◆ Work instructions
Every entry below should be transcribed exactly; pictures stay out of the copy.

◆ Material for the task
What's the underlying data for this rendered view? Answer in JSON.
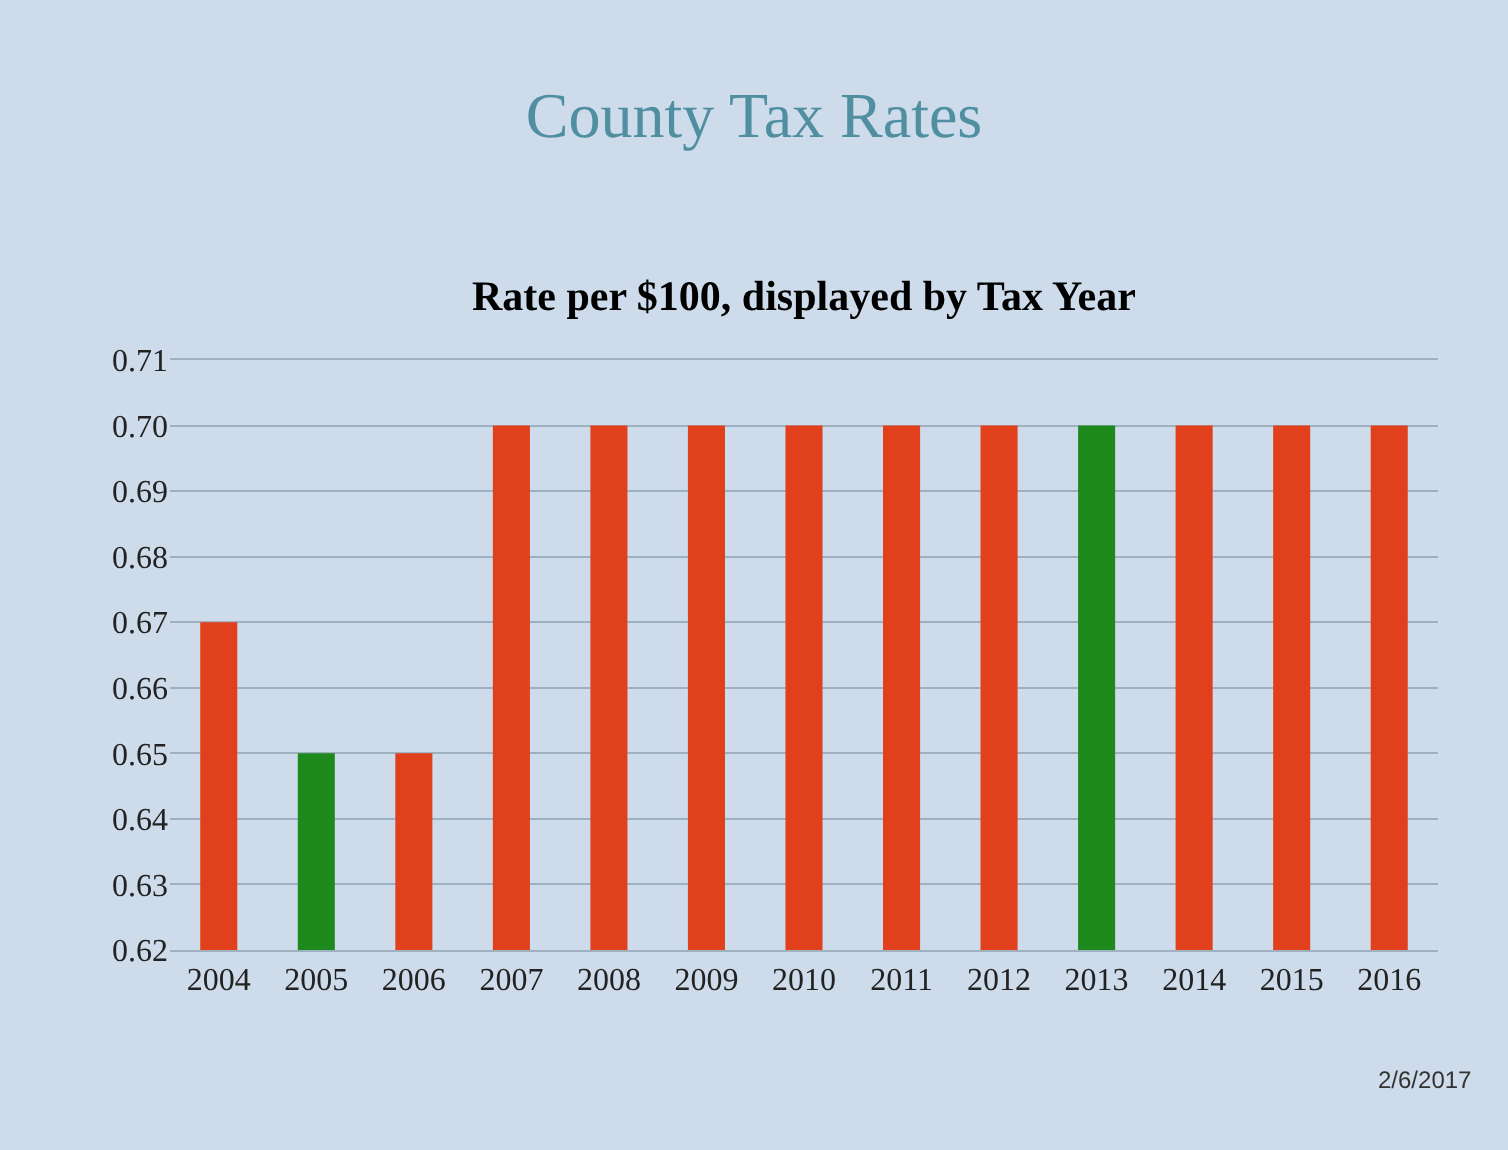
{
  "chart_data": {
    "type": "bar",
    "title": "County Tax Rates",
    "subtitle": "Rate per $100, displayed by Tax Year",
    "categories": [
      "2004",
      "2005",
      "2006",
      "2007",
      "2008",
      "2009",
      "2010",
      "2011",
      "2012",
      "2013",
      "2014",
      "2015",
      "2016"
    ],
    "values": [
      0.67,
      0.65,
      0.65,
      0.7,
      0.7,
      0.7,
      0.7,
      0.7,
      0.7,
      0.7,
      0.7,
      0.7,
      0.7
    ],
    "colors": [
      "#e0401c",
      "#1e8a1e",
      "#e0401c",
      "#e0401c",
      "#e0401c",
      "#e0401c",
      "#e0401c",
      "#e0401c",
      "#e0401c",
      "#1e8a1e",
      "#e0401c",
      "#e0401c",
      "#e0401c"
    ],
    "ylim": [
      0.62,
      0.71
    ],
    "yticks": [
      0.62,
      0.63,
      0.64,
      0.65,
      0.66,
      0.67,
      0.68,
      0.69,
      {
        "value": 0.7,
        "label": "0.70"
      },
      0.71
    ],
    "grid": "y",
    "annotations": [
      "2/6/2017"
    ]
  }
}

◆ Exercise result
What's the underlying data for this rendered view? Answer in JSON.
{
  "chart_data": {
    "type": "bar",
    "title": "County Tax Rates",
    "subtitle": "Rate per $100, displayed by Tax Year",
    "categories": [
      "2004",
      "2005",
      "2006",
      "2007",
      "2008",
      "2009",
      "2010",
      "2011",
      "2012",
      "2013",
      "2014",
      "2015",
      "2016"
    ],
    "values": [
      0.67,
      0.65,
      0.65,
      0.7,
      0.7,
      0.7,
      0.7,
      0.7,
      0.7,
      0.7,
      0.7,
      0.7,
      0.7
    ],
    "colors": [
      "#e0401c",
      "#1e8a1e",
      "#e0401c",
      "#e0401c",
      "#e0401c",
      "#e0401c",
      "#e0401c",
      "#e0401c",
      "#e0401c",
      "#1e8a1e",
      "#e0401c",
      "#e0401c",
      "#e0401c"
    ],
    "ylim": [
      0.62,
      0.71
    ],
    "yticks": [
      0.62,
      0.63,
      0.64,
      0.65,
      0.66,
      0.67,
      0.68,
      0.69,
      {
        "value": 0.7,
        "label": "0.70"
      },
      0.71
    ],
    "grid": "y",
    "annotations": [
      "2/6/2017"
    ]
  }
}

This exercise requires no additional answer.